- [Kurze Aufgabe a]:
Welcher Araberblutanteil ist beim Haflinger laut dem Auszug höchstens erlaubt?

====== Auszug ======

Überzeugt vom Haflinger

Weitlaners Erfolgsrezept: Leidenschaft und die Liebe zu seinen Pferden, besonders zu den Haflingern. „Der Haflinger hat ja nicht immer das tollste Image“, sagt Weitlaner. „Zu Unrecht, glaube ich.“ Weil er doch sehr gut geeignet ist für Erwachsene und Kinder. Viele Haflinger haben nicht das Glück, eine gute Ausbildung zu bekommen, ist Weitlaners Erfahrung. Er selbst legt gerade darauf besonderen Wert: „Alle Pferde, die bei uns im Schulbetrieb laufen, waren auch im Turniereinsatz. Wir achten immer darauf, dass wir sie vernünftig ausbilden.“ Brav allein hat ihm nie genügt, auch nicht für die Anfängerpferde. So sitzen seine Reitschüler:innen auf Haflingern, die in Dressur und Springen bis zur Klasse L ausgebildet sind. Und gleichzeitig be-sticht der Haflinger in Weitlaners Augen durch sein besonderes Wesen. „Es gibt nicht viele Rassen, die so charakterstark wie der Haflinger sind“, ist er sicher. „Sie verzeihen Fehler bei ungeübten Reitern, erschrecken nicht vor jedem Traktor und sind im Gelände absolut trittsicher und immer zuverlässig.“ Die Haflinger haben bei seinen erfolgreichen Turnieren fehlerfrei mitgemacht und durch ihre Charakterstärke gepunktet. Und das ist auch sein Zuchtziel: „Ich habe immer versucht, ein leistungsstarkes Pferd mit Charakter zu züchten.“ Reiner Haflinger oder Edelbluthaflinger? Ob das Tier nun keinen Araberblutanteil oder mehr als die erlaubten 1,56 Prozent hat, ist Weitlaner völlig egal. „Das macht kaum einen Unterschied.“ Der Edelbluthaflinger hat manchmal etwas bessere Bewegungen, ist Weitlaners Erfahrung. Das liege aber da-ran, dass auf die Bewegungen bei der Edelbluthaflingerzucht in Deutschland schon länger geschaut wird als bei den reinen Haflingern in Südtirol. Und ob Edelbluthaflinger oder reiner Haflinger – die Pferde vertragen sich alle gut. „Da ist es bei den Züchtern untereinander schwieriger“, verrät Weitlaner schmunzelnd. Aber die Rivalitäten zwischen Züchter:innen sind für ihn sinnlos. Er züchtet beides: Edelbluthaflinger und reine Haflinger. Denn Haflinger sind für ihn so oder so tolle Pferde. Weitlaner liebt seine Tiere. Im Notfall riskiert er für sie auch einiges, zum Beispiel eine Verhaftung: Weil er ein Fohlen nicht mit dem Anfang der 1990er-Jahre noch vorgeschriebenen Massentransport per Zug nach Südtirol einführen wollte, lief er mit dem Fohlen nachts durch den finsteren Wald über die Grenze – und wurde von zehn Polizeibeamten gestellt.

====== Aufgabenmaterial ======

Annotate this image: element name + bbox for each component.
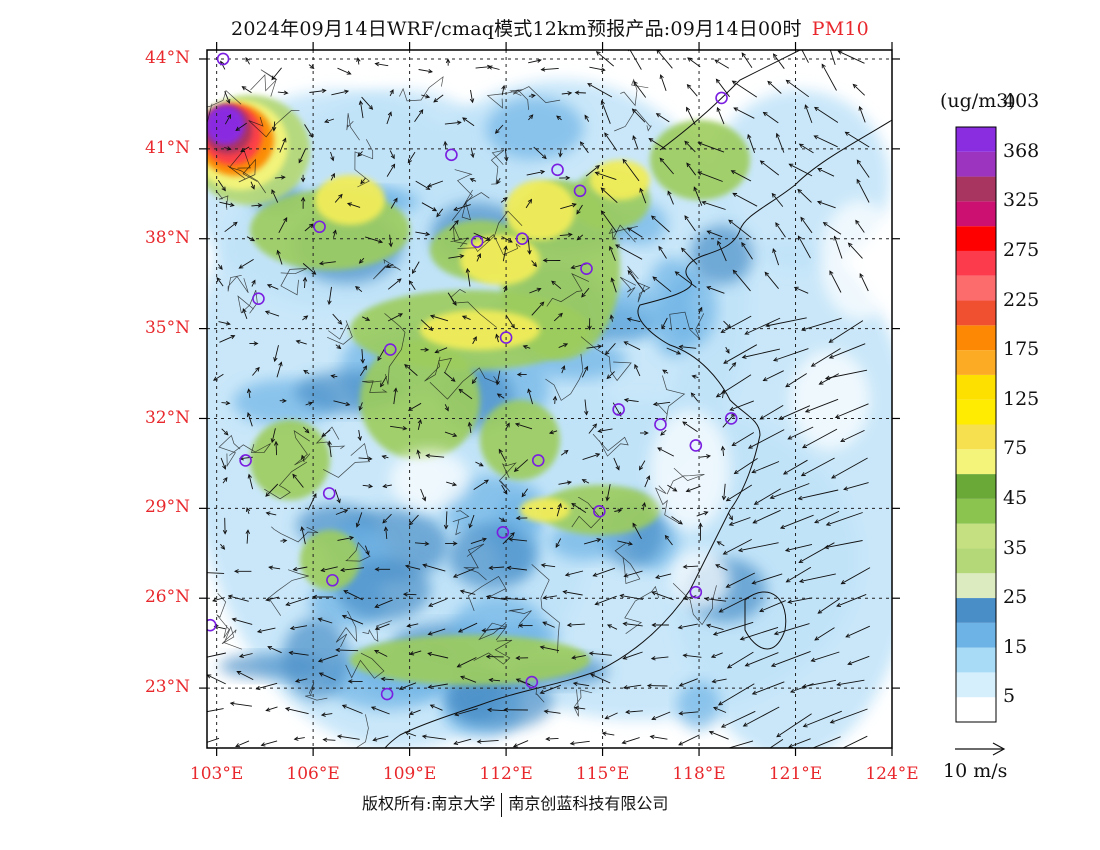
axis-ticks (199, 42, 900, 756)
station-marker (580, 262, 593, 275)
station-marker (380, 687, 394, 701)
station-marker (499, 331, 513, 344)
station-marker (531, 454, 545, 467)
colorbar-segment (956, 127, 996, 152)
station-marker (724, 412, 738, 425)
lat-label: 26°N (144, 587, 190, 608)
lat-label: 35°N (144, 317, 190, 338)
lat-label: 29°N (144, 497, 190, 518)
lon-label: 121°E (768, 764, 823, 784)
station-marker (239, 454, 252, 467)
colorbar-segment (956, 697, 996, 722)
city-stations (207, 52, 738, 701)
colorbar-segment (956, 622, 996, 648)
station-marker (207, 618, 217, 632)
lon-label: 118°E (672, 764, 726, 784)
station-marker (715, 91, 728, 105)
graticule (207, 50, 892, 748)
colorbar-segment (956, 226, 996, 251)
station-marker (326, 573, 339, 587)
colorbar-segment (956, 350, 996, 375)
station-marker (496, 526, 510, 539)
legend-label: 125 (1003, 387, 1040, 410)
lon-label: 109°E (382, 764, 437, 784)
legend-label: 15 (1003, 635, 1028, 658)
colorbar-segment (956, 647, 996, 673)
legend-label: 275 (1003, 239, 1040, 261)
colorbar-segment (956, 573, 996, 599)
colorbar-segment (956, 424, 996, 450)
colorbar-segment (956, 672, 996, 698)
lon-label: 115°E (575, 764, 630, 784)
lon-label: 112°E (479, 764, 533, 784)
reference-arrow (955, 742, 1006, 756)
copyright-left: 版权所有:南京大学 (362, 794, 496, 813)
colorbar-segment (956, 275, 996, 301)
legend-unit: (ug/m3) (940, 90, 1016, 112)
legend-label: 45 (1003, 486, 1028, 509)
wind-reference-label: 10 m/s (943, 760, 1008, 782)
legend-label: 75 (1003, 437, 1028, 460)
lat-label: 38°N (144, 227, 190, 248)
map-frame (206, 49, 893, 749)
colorbar-segment (956, 474, 996, 499)
station-marker (525, 675, 539, 689)
station-marker (689, 585, 703, 599)
lat-label: 41°N (144, 137, 190, 158)
station-marker (313, 220, 326, 234)
colorbar-segment (956, 151, 996, 177)
colorbar-segment (956, 598, 996, 623)
colorbar-segment (956, 325, 996, 351)
pm10-concentration-field (207, 50, 892, 748)
lat-label: 23°N (144, 677, 190, 698)
colorbar-segment (956, 449, 996, 475)
colorbar (955, 126, 997, 723)
colorbar-segment (956, 250, 996, 276)
title-text: 2024年09月14日WRF/cmaq模式12km预报产品:09月14日00时 (231, 18, 802, 40)
station-marker (470, 235, 484, 249)
pollutant-label: PM10 (811, 18, 869, 40)
map-panel (207, 50, 892, 748)
lon-label: 124°E (865, 764, 919, 784)
station-marker (612, 403, 625, 416)
colorbar-segment (956, 498, 996, 524)
legend-label: 225 (1003, 288, 1040, 311)
colorbar-segment (956, 300, 996, 326)
colorbar-segment (956, 548, 996, 574)
lat-label: 44°N (144, 48, 190, 68)
station-marker (322, 487, 336, 500)
station-marker (654, 418, 667, 431)
station-marker (216, 52, 230, 66)
station-marker (445, 148, 458, 162)
colorbar-segment (956, 523, 996, 549)
legend-label: 35 (1003, 536, 1028, 559)
colorbar-segment (956, 374, 996, 400)
copyright-right: 南京创蓝科技有限公司 (508, 794, 669, 813)
colorbar-segment (956, 176, 996, 202)
legend-label: 325 (1003, 189, 1040, 212)
station-marker (593, 505, 606, 518)
copyright-footer: 版权所有:南京大学 南京创蓝科技有限公司 (362, 790, 668, 817)
station-marker (573, 184, 587, 198)
wind-vectors (207, 50, 871, 748)
coastline-layer (207, 50, 892, 748)
legend-label: 403 (1003, 90, 1040, 113)
legend-label: 175 (1003, 338, 1040, 361)
footer-divider (501, 792, 503, 817)
colorbar-segment (956, 201, 996, 227)
station-marker (384, 343, 397, 356)
lat-label: 32°N (144, 407, 190, 428)
legend-label: 368 (1003, 139, 1040, 162)
station-marker (515, 232, 529, 246)
legend-label: 25 (1003, 586, 1028, 608)
lon-label: 103°E (189, 764, 244, 784)
station-marker (252, 292, 265, 305)
legend-label: 5 (1003, 685, 1016, 708)
colorbar-segment (956, 399, 996, 425)
lon-label: 106°E (286, 764, 340, 784)
map-title: 2024年09月14日WRF/cmaq模式12km预报产品:09月14日00时 P… (0, 14, 1100, 41)
station-marker (689, 439, 703, 452)
station-marker (551, 163, 564, 177)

======

- [Kurze Aufgabe b]:
Ändere die Zeilen der Einträge, die mit der Zeile mit „axis-ticks (199, 42, 900, 756)“ beginnen und mit der Zeile mit „lat-label: 35°N (144, 317, 190, 338)“ enden. Ersetze dabei „colorbar-segment“ durch „Farbskalensegment“, lass alles andere unverändert und gib nur diese Zeilen aus.

- [Lösung a]:
Höchstens 1,56 Prozent.

- [Lösung b]:
axis-ticks (199, 42, 900, 756)
station-marker (580, 262, 593, 275)
station-marker (380, 687, 394, 701)
station-marker (499, 331, 513, 344)
station-marker (531, 454, 545, 467)
Farbskalensegment (956, 127, 996, 152)
station-marker (724, 412, 738, 425)
lat-label: 26°N (144, 587, 190, 608)
lat-label: 35°N (144, 317, 190, 338)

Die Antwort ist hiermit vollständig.